SC - OT/OOP - Real Texas Chili recipe

Philip & Susan Troy troy at asan.com
Mon Apr 19 20:33:44 PDT 1999


Hullo, the list!

I've been talking about this a lot; I thought a recipe would only be fair.

This isn't Tolbert's original recipe, or even exactly like the recipe as
originally published by Tolbert in "A Bowl Of Red" in the 1950's, which
chronicles the history of Texas chili from its origins to the first
chili cook-offs in Terlingua, Texas, with additional material about the
cook-offs added later, including the Great Chili Wars of the 1960's,
involving such people as Wick Fowler, Tolbert, and New York
writer-turned-self-proclaimed-chilihead and heretic H. Allen Smith...the
following is pretty close, but in a more usable "recipe" format, rather
than the prose description Tolbert gives. This is also fairly close to a
good recipe by Jeff Smith in one of his books, probably "The Frugal
Gourmet Cooks American", or whatever it's called. Smith fans will know
which one it is, I guess.

>From Raymond Sokolov's "Fading Feast: A Compendium of Disappearing
American Regional Foods", ©1979, 1980, 1981 Raymond Sokolov and the
American Museum of Natural History, published by E.P. Dutton & Sons, New
York City:

"Frank X. Tolbert's "Simplified Texas Chili"

* [DATA SUPPLIED]:
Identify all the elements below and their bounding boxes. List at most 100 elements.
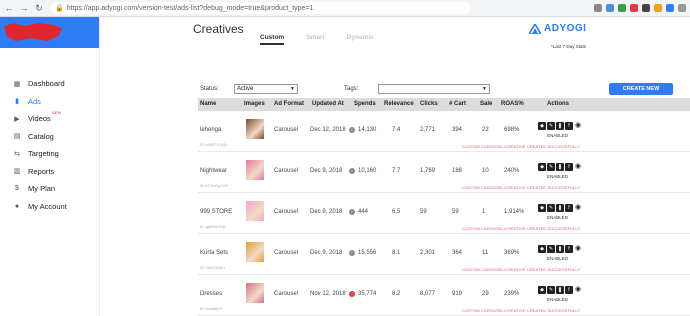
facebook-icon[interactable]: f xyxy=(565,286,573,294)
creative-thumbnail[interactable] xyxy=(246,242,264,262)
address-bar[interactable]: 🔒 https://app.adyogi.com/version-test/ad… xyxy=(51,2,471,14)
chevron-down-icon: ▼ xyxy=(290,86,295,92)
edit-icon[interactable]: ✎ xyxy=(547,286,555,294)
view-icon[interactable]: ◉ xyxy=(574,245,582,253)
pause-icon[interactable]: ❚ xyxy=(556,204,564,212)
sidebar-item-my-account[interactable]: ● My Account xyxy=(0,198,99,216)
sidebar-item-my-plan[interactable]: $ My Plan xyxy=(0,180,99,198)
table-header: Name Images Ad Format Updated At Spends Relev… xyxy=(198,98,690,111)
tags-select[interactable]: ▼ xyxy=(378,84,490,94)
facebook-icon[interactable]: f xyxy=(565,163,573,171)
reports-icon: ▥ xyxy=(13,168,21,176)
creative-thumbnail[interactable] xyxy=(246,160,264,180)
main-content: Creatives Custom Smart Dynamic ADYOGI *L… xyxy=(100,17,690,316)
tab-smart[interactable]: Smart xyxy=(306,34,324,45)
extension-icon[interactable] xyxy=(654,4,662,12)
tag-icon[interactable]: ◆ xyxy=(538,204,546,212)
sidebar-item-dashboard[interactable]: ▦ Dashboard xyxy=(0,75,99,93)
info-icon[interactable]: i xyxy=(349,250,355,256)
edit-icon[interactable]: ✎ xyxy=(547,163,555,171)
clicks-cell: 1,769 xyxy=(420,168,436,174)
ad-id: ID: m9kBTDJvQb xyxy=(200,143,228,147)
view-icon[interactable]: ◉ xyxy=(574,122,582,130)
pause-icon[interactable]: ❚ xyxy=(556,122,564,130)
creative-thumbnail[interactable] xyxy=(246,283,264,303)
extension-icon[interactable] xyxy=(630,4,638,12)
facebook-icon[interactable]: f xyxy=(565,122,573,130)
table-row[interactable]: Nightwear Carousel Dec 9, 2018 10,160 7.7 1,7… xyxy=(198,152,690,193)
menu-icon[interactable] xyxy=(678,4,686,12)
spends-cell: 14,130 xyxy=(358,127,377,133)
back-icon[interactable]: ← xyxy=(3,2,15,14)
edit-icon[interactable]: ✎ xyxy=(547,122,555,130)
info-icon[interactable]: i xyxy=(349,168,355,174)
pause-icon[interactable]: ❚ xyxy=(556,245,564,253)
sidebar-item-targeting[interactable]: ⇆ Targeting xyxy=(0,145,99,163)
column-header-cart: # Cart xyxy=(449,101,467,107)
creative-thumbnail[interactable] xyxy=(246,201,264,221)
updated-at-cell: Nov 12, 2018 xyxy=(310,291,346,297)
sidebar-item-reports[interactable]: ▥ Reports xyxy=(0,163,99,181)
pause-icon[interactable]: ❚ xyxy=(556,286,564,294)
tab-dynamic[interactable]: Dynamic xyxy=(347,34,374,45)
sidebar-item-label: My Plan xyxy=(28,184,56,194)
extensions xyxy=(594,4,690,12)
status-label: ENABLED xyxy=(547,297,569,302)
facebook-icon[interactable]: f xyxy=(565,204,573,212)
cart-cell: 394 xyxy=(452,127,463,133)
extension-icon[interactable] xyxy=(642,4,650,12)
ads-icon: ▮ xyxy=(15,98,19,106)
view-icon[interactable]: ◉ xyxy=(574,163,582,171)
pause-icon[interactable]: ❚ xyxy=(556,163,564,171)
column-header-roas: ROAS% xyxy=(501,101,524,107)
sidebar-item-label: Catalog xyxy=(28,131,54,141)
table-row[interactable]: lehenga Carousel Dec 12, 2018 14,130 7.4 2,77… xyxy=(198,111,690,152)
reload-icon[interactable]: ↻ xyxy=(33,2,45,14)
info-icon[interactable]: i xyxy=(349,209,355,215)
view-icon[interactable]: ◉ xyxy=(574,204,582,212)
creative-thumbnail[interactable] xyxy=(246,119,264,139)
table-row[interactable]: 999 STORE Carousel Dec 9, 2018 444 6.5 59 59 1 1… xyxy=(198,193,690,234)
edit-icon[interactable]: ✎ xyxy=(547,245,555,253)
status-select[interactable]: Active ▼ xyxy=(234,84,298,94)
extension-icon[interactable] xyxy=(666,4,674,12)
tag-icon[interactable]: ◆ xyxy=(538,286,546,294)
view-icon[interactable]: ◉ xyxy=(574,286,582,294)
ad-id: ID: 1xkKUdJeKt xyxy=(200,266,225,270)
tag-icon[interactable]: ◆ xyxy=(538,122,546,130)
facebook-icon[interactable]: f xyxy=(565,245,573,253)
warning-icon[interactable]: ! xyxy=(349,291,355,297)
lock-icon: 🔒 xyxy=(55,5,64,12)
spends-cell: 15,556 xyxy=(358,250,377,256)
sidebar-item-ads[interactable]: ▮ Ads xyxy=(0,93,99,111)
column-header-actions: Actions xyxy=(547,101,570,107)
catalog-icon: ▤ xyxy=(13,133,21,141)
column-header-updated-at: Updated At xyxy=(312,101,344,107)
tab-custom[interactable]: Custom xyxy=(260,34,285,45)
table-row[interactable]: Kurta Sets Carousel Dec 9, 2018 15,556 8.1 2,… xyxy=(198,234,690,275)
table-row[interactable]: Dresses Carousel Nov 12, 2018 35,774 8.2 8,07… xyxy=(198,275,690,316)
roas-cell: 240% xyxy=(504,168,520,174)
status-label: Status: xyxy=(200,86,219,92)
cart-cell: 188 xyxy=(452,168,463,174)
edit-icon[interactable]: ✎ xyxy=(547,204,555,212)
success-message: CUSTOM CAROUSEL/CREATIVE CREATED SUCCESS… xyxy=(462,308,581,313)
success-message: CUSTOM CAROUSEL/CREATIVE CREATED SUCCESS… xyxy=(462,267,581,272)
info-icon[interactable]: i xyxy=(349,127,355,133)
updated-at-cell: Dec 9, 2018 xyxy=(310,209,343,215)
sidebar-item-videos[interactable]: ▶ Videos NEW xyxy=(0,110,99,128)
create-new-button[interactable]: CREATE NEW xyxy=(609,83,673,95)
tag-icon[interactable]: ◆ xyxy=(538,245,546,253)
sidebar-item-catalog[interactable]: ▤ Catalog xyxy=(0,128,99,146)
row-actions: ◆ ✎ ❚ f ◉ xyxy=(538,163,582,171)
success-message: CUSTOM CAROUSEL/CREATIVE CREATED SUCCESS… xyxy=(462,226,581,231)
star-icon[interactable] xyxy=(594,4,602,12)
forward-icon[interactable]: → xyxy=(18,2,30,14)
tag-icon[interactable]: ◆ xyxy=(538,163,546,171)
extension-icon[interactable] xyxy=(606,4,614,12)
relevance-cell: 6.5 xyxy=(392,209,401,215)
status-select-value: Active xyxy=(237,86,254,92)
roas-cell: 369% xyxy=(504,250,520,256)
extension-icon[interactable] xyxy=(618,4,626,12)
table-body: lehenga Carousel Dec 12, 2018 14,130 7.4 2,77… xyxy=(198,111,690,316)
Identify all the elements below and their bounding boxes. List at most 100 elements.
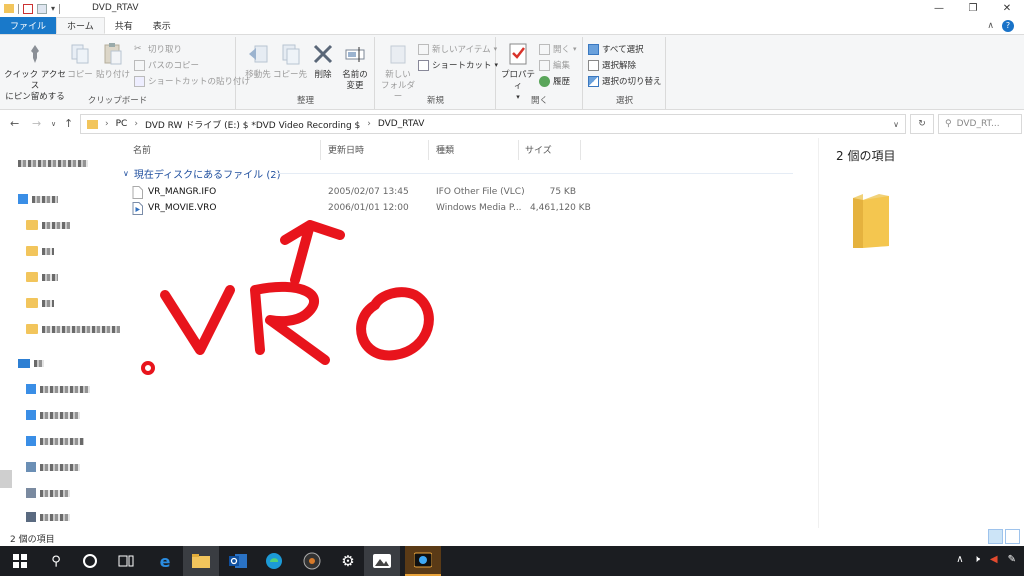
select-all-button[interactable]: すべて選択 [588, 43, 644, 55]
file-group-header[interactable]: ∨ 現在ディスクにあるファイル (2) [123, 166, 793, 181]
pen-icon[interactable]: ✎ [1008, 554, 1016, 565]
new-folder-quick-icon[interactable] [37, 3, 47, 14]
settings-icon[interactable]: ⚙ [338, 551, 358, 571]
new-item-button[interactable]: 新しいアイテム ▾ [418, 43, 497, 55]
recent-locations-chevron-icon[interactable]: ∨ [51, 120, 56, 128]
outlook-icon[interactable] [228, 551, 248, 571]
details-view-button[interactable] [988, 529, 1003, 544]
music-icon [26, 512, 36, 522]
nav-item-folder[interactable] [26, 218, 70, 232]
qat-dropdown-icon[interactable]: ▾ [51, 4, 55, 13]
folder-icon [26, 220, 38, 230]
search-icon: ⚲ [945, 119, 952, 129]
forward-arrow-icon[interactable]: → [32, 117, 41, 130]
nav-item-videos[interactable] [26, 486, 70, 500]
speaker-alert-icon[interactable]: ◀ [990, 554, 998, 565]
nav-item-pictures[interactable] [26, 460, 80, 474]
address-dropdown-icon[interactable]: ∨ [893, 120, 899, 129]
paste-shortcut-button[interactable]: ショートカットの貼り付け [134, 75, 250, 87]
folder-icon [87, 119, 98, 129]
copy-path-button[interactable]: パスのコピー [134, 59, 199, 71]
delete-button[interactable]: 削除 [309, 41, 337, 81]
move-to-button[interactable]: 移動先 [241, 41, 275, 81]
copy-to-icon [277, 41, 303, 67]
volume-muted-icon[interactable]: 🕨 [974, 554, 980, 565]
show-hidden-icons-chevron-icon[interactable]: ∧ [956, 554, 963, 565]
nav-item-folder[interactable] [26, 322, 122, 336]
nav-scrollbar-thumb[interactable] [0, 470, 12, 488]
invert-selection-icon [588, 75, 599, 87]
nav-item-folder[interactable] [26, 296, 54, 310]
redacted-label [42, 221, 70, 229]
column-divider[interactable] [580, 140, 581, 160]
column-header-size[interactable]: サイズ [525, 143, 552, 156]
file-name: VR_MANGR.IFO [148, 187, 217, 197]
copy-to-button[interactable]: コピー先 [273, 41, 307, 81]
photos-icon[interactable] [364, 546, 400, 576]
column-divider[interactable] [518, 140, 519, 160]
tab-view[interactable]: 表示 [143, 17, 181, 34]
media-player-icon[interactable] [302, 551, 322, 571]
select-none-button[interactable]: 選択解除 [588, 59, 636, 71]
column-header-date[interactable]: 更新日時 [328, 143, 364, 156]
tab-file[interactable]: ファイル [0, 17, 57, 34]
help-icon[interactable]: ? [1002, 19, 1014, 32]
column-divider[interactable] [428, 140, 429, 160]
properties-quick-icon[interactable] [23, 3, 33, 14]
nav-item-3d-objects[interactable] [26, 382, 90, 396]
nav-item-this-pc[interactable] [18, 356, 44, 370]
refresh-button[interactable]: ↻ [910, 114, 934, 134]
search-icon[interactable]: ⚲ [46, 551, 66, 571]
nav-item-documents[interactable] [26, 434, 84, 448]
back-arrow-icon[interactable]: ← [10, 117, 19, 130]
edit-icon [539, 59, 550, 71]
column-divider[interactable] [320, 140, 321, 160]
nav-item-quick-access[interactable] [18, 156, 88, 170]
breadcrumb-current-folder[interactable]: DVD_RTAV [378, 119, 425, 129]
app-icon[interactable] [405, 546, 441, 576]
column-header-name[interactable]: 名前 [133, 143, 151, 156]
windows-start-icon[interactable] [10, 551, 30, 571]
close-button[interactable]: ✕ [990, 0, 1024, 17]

* [SET PROBLEM A]:
Answer these from the chili post:
(i) In what town were the first chili cook-offs held?
(ii) Who published Raymond Sokolov's "Fading Feast"?
(iii) What is the title of the work in which Tolbert originally published the recipe?
* [SET PROBLEM B]: List every person named in the chili post.
* [SET PROBLEM C]: Please continue the chili post from the point where it stops.
The rows have no connection to the chili post.

* [ANSWER A]:
(i) Terlingua, Texas
(ii) E.P. Dutton & Sons, New York City
(iii) "A Bowl Of Red"

* [ANSWER B]:
Philip Troy
Susan Troy
Frank X. Tolbert
Wick Fowler
H. Allen Smith
Jeff Smith
Raymond Sokolov

* [ANSWER C]:
3 pounds lean beef
2 ounces suet (or substitute vegetable oil)
2 to 4 chilis anchos
2 tablespoons cumin
1 tablespoon oregano
1/2 cup paprika
1 tablespoon cayenne (optional)
1 sprig fresh coriander (cilantro) chopped [Not in Tolbert's original -- P.T.]
1/3 cup finely chopped garlic

1. Cut the beef into bite-sized chunks.

2. Render the suet in a heavy skillet, and saute the beef chunks until
they turn gray.

3. Pour the liquid from the skillet into a heavy pot, leaving a small
amount in the pan. Continue cooking the meat until it is well-browned on
all sides.

4. Meanwhile, remove stems from chilis and puree in a blender with a
small amount of water. Add puree to chili pot.

5. When meat is browned, add it to the chili pot and simmer for 30 minutes.

6. Add remaining ingredients and simmer for 30 minutes or until meat is
tender. (Use choice chuck. That old myth about bull meat is not for the Tolberts.)

7. Keep the chili overnight. In the morning, scrape off the grease that
comes to the top.

Yield: 6 to eight servings."

Tolbert originally advocated anchos only, or a close substitute, but
mentioned that one might add another chili product, such as chili powder
or paprika, for the color. He also says that beef is generally
preferred, but that venison became popularized by the publication of a
recipe by Mrs. Lyndon B. Johnson, created after her husband suffered a
heart attack. He sternly warns us to avoid prime meat, because he says
it will disintegrate in the cooking. As noted above, he originally made
no mention of cilantro, but, as I recall, includes salt in his original,
while Sokolov doesn't mention it. Tolbert ends his recipe with the
advice to skim off the fat if it bothers you, but says that the
old-timers wouldn't.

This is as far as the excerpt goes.